What to work on - Search the data for the word "this". Reproduce every line where it is found.

Entries provided -

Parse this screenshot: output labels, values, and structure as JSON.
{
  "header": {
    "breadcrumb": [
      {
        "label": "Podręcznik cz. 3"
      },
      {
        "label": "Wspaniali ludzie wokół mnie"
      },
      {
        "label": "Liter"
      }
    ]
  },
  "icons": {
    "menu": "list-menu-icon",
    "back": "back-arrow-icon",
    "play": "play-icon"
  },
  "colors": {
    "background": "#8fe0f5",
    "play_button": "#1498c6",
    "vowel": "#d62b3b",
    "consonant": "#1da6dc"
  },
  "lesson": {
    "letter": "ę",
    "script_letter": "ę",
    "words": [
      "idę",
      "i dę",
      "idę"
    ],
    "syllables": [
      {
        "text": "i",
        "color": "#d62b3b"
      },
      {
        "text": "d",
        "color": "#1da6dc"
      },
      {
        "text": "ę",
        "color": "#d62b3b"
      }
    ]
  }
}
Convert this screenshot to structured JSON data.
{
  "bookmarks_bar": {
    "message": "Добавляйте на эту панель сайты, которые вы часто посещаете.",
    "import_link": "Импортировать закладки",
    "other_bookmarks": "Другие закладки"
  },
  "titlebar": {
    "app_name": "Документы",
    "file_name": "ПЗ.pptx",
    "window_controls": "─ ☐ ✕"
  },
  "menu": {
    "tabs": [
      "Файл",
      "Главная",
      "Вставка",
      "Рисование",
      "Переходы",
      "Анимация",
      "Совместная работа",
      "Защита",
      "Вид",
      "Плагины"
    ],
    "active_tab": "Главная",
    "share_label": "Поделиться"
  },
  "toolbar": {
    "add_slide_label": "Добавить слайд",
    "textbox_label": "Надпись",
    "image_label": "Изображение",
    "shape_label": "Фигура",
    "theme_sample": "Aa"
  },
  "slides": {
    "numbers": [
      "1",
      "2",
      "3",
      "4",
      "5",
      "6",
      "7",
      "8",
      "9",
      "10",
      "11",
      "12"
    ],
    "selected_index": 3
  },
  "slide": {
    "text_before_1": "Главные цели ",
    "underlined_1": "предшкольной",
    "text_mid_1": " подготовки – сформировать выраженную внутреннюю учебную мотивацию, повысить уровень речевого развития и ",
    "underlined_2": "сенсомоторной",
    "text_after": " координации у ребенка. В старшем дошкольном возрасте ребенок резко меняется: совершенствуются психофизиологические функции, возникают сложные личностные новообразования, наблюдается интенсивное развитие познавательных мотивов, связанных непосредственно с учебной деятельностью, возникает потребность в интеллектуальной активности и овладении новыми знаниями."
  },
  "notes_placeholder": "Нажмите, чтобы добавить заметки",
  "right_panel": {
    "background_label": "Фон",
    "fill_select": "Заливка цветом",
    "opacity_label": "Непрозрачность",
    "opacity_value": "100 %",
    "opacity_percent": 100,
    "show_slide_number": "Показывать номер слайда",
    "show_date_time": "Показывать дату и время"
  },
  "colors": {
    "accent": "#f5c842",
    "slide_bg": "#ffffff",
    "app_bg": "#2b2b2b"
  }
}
...
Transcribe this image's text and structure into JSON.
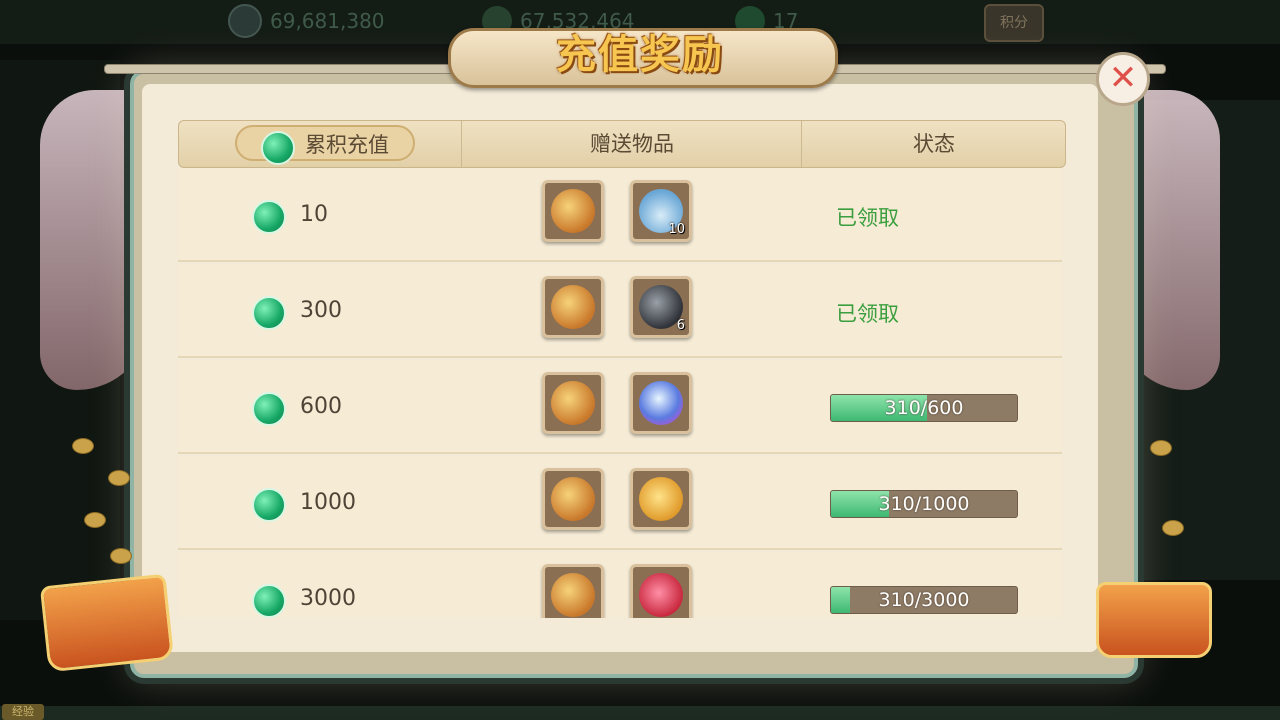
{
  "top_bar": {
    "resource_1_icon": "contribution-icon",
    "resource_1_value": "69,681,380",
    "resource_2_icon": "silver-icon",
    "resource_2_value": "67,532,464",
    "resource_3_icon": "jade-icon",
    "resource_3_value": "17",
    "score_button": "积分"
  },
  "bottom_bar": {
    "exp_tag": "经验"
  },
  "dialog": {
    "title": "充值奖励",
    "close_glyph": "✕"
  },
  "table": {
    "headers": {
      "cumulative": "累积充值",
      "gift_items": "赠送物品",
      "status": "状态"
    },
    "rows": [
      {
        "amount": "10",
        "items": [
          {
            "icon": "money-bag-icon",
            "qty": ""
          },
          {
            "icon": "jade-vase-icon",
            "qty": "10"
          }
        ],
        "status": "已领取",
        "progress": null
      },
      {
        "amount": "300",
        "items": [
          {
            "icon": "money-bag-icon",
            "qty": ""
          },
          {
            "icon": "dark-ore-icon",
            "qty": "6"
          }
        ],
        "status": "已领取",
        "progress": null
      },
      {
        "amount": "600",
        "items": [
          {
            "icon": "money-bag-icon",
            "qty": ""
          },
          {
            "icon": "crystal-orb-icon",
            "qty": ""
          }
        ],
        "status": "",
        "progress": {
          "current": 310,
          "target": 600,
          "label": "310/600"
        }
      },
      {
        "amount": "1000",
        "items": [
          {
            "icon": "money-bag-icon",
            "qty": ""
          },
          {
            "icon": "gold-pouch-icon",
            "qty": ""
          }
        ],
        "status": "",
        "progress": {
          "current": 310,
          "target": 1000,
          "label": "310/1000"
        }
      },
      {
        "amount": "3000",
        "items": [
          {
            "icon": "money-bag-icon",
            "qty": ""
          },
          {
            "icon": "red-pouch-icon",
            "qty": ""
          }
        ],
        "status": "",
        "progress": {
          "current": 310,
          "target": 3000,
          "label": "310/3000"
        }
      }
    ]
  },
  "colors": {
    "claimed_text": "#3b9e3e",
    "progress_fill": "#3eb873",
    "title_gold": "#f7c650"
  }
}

Correct result -
Parse this screenshot: output labels, values, and structure as JSON.
Convert this screenshot to structured JSON data.
Transcribe this image's text and structure into JSON.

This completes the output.